■ **Task**
Nothing in the records may be left out or altered; reproduce them all exactly.

[Collected data entries]
━━━━━━━━

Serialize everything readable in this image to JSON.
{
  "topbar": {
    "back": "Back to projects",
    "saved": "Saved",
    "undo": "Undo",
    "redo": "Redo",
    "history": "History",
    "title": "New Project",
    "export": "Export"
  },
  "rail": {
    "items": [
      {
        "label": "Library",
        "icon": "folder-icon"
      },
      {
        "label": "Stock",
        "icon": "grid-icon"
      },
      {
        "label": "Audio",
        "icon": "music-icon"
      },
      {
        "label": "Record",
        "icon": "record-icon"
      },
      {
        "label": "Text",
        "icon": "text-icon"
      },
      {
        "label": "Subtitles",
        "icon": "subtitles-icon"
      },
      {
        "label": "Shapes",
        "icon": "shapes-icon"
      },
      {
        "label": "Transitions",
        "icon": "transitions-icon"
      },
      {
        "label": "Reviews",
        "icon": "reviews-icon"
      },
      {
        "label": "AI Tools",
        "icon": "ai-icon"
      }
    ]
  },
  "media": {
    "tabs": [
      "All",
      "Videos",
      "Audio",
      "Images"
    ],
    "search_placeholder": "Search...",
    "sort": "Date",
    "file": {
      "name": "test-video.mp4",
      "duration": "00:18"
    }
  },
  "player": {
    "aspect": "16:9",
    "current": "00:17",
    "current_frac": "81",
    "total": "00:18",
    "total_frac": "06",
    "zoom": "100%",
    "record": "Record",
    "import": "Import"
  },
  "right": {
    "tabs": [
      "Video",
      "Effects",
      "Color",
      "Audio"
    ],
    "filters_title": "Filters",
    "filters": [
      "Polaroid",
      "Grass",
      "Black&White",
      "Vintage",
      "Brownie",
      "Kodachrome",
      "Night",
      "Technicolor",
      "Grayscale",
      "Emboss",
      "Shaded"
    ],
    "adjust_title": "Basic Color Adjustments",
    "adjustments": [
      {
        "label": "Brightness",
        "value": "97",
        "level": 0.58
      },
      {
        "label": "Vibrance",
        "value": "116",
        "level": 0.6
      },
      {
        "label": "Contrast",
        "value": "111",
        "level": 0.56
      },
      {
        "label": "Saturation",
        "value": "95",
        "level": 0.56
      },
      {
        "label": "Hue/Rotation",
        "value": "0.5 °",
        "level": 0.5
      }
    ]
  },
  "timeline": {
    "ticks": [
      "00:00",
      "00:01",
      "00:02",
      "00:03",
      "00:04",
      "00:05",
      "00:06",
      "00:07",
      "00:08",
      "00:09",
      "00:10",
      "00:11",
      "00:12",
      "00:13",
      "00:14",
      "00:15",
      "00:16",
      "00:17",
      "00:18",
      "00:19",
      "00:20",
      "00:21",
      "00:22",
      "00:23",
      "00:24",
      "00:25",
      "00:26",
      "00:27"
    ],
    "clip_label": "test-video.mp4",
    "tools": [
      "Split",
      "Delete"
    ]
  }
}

━━━━━━━━

■ **The result**
Serialize everything readable in this image to JSON.
{
  "topbar": {
    "back": "Back to projects",
    "saved": "Saved",
    "undo": "Undo",
    "redo": "Redo",
    "history": "History",
    "title": "New Project",
    "export": "Export"
  },
  "rail": {
    "items": [
      {
        "label": "Library",
        "icon": "folder-icon"
      },
      {
        "label": "Stock",
        "icon": "grid-icon"
      },
      {
        "label": "Audio",
        "icon": "music-icon"
      },
      {
        "label": "Record",
        "icon": "record-icon"
      },
      {
        "label": "Text",
        "icon": "text-icon"
      },
      {
        "label": "Subtitles",
        "icon": "subtitles-icon"
      },
      {
        "label": "Shapes",
        "icon": "shapes-icon"
      },
      {
        "label": "Transitions",
        "icon": "transitions-icon"
      },
      {
        "label": "Reviews",
        "icon": "reviews-icon"
      },
      {
        "label": "AI Tools",
        "icon": "ai-icon"
      }
    ]
  },
  "media": {
    "tabs": [
      "All",
      "Videos",
      "Audio",
      "Images"
    ],
    "search_placeholder": "Search...",
    "sort": "Date",
    "file": {
      "name": "test-video.mp4",
      "duration": "00:18"
    }
  },
  "player": {
    "aspect": "16:9",
    "current": "00:17",
    "current_frac": "81",
    "total": "00:18",
    "total_frac": "06",
    "zoom": "100%",
    "record": "Record",
    "import": "Import"
  },
  "right": {
    "tabs": [
      "Video",
      "Effects",
      "Color",
      "Audio"
    ],
    "filters_title": "Filters",
    "filters": [
      "Polaroid",
      "Grass",
      "Black&White",
      "Vintage",
      "Brownie",
      "Kodachrome",
      "Night",
      "Technicolor",
      "Grayscale",
      "Emboss",
      "Shaded"
    ],
    "adjust_title": "Basic Color Adjustments",
    "adjustments": [
      {
        "label": "Brightness",
        "value": "97",
        "level": 0.58
      },
      {
        "label": "Vibrance",
        "value": "116",
        "level": 0.6
      },
      {
        "label": "Contrast",
        "value": "111",
        "level": 0.56
      },
      {
        "label": "Saturation",
        "value": "95",
        "level": 0.56
      },
      {
        "label": "Hue/Rotation",
        "value": "0.5 °",
        "level": 0.5
      }
    ]
  },
  "timeline": {
    "ticks": [
      "00:00",
      "00:01",
      "00:02",
      "00:03",
      "00:04",
      "00:05",
      "00:06",
      "00:07",
      "00:08",
      "00:09",
      "00:10",
      "00:11",
      "00:12",
      "00:13",
      "00:14",
      "00:15",
      "00:16",
      "00:17",
      "00:18",
      "00:19",
      "00:20",
      "00:21",
      "00:22",
      "00:23",
      "00:24",
      "00:25",
      "00:26",
      "00:27"
    ],
    "clip_label": "test-video.mp4",
    "tools": [
      "Split",
      "Delete"
    ]
  }
}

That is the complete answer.